What the task asks:
Return all lines below containing the word "text".

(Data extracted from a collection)
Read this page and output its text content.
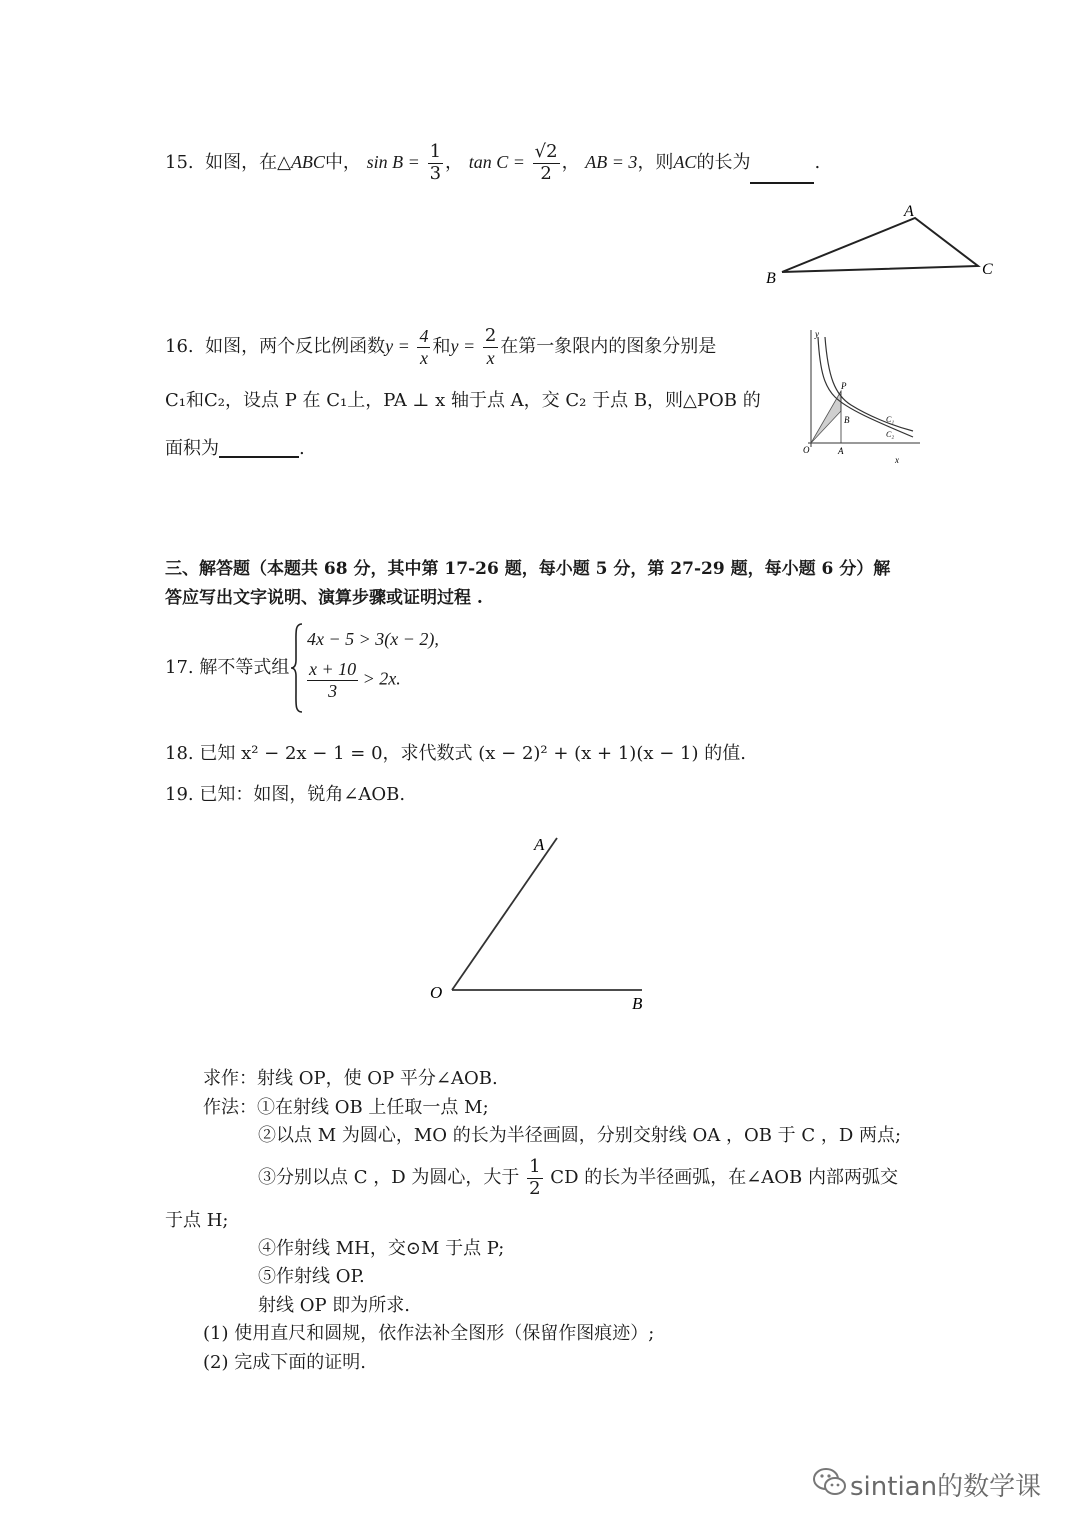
15. 如图，在△ABC中， $\sin B = \frac{1}{3}$ ， $\tan C = \frac{√2}{2}$ ， AB = 3，则AC的长为	.
A
B
C
16. 如图，两个反比例函数$y = \frac{4}{x}$ 和$y = \frac{2}{x}$ 在第一象限内的图象分别是
C₁和C₂，设点 P 在 C₁上，PA ⊥ x 轴于点 A，交 C₂ 于点 B，则△POB 的
面积为	.
y
x
O	A
P
B	C₁
C₂
三、解答题（本题共 68 分，其中第 17-26 题，每小题 5 分，第 27-29 题，每小题 6 分）解
答应写出文字说明、演算步骤或证明过程 .
17. 解不等式组
4x − 5 > 3(x − 2),
$\frac{x + 10}{3} > 2x$.
18. 已知 x² − 2x − 1 = 0，求代数式 (x − 2)² + (x + 1)(x − 1) 的值.
19. 已知：如图，锐角∠AOB.
A
O
B
求作：射线 OP，使 OP 平分∠AOB.
作法：①在射线 OB 上任取一点 M;
②以点 M 为圆心，MO 的长为半径画圆，分别交射线 OA ，OB 于 C ，D 两点;
③分别以点 C ，D 为圆心，大于 $\frac{1}{2}$ CD 的长为半径画弧，在∠AOB 内部两弧交
于点 H;
④作射线 MH，交⊙M 于点 P;
⑤作射线 OP.
射线 OP 即为所求.
(1) 使用直尺和圆规，依作法补全图形（保留作图痕迹）;
(2) 完成下面的证明.
sintian的数学课
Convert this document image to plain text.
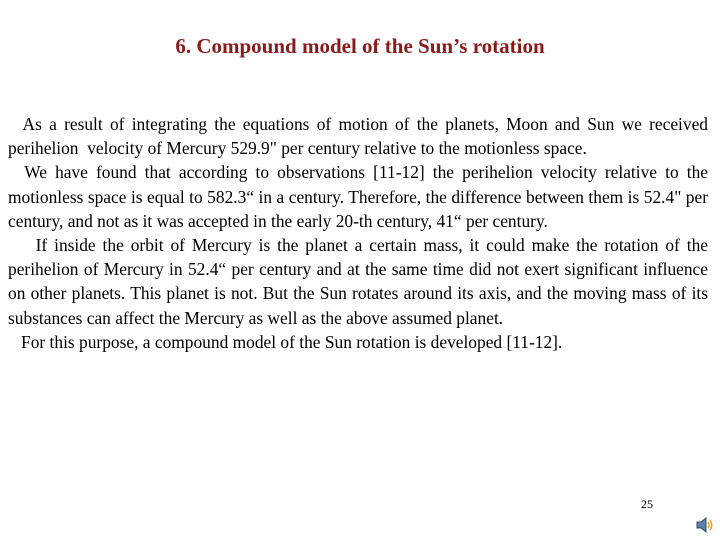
6. Compound model of the Sun’s rotation

As a result of integrating the equations of motion of the planets, Moon and Sun we received perihelion  velocity of Mercury 529.9" per century relative to the motionless space.

We have found that according to observations [11-12] the perihelion velocity relative to the motionless space is equal to 582.3“ in a century. Therefore, the difference between them is 52.4" per century, and not as it was accepted in the early 20-th century, 41“ per century.

If inside the orbit of Mercury is the planet a certain mass, it could make the rotation of the perihelion of Mercury in 52.4“ per century and at the same time did not exert significant influence on other planets. This planet is not. But the Sun rotates around its axis, and the moving mass of its substances can affect the Mercury as well as the above assumed planet.

For this purpose, a compound model of the Sun rotation is developed [11-12].

25
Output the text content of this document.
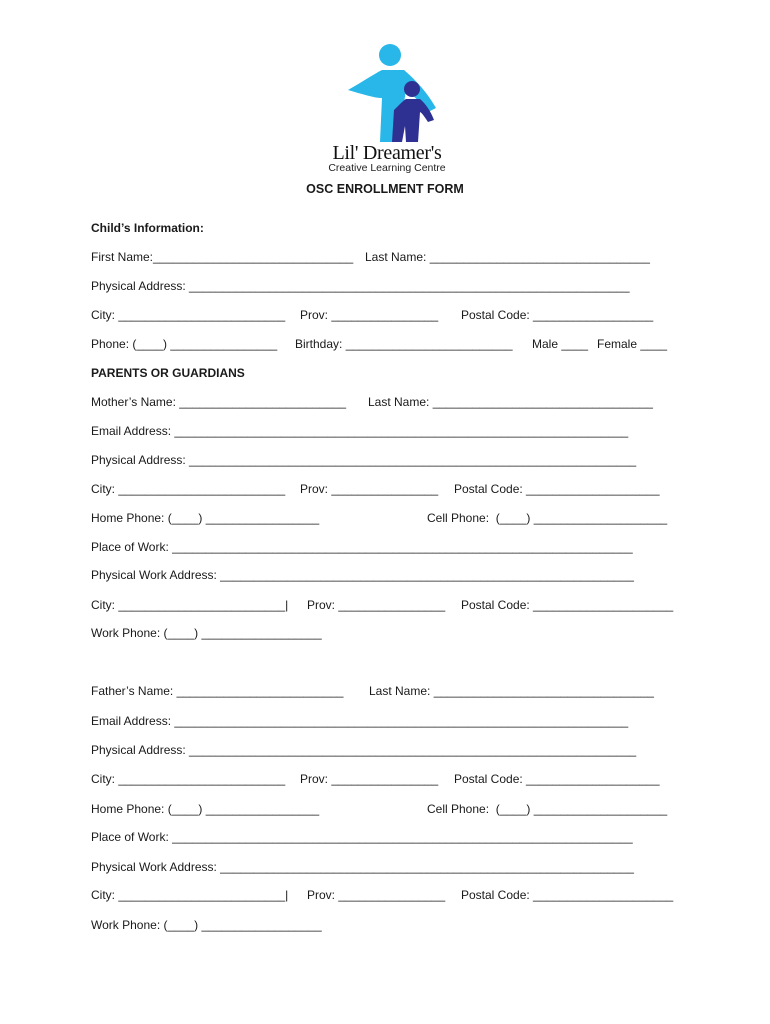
Lil' Dreamer's
Creative Learning Centre
OSC ENROLLMENT FORM
Child’s Information:
First Name:______________________________ Last Name: _________________________________
Physical Address: __________________________________________________________________
City: _________________________ Prov: ________________ Postal Code: __________________
Phone: (____) ________________ Birthday: _________________________ Male ____ Female ____
PARENTS OR GUARDIANS
Mother’s Name: _________________________ Last Name: _________________________________
Email Address: ____________________________________________________________________
Physical Address: ___________________________________________________________________
City: _________________________ Prov: ________________ Postal Code: ____________________
Home Phone: (____) _________________	Cell Phone:  (____) ____________________
Place of Work: _____________________________________________________________________
Physical Work Address: ______________________________________________________________
City: _________________________| Prov: ________________ Postal Code: _____________________
Work Phone: (____) __________________
Father’s Name: _________________________ Last Name: _________________________________
Email Address: ____________________________________________________________________
Physical Address: ___________________________________________________________________
City: _________________________ Prov: ________________ Postal Code: ____________________
Home Phone: (____) _________________	Cell Phone:  (____) ____________________
Place of Work: _____________________________________________________________________
Physical Work Address: ______________________________________________________________
City: _________________________| Prov: ________________ Postal Code: _____________________
Work Phone: (____) __________________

Response to the task:
Read this page and output its text content.
Convert this document image to plain text.
Output the text content of this document.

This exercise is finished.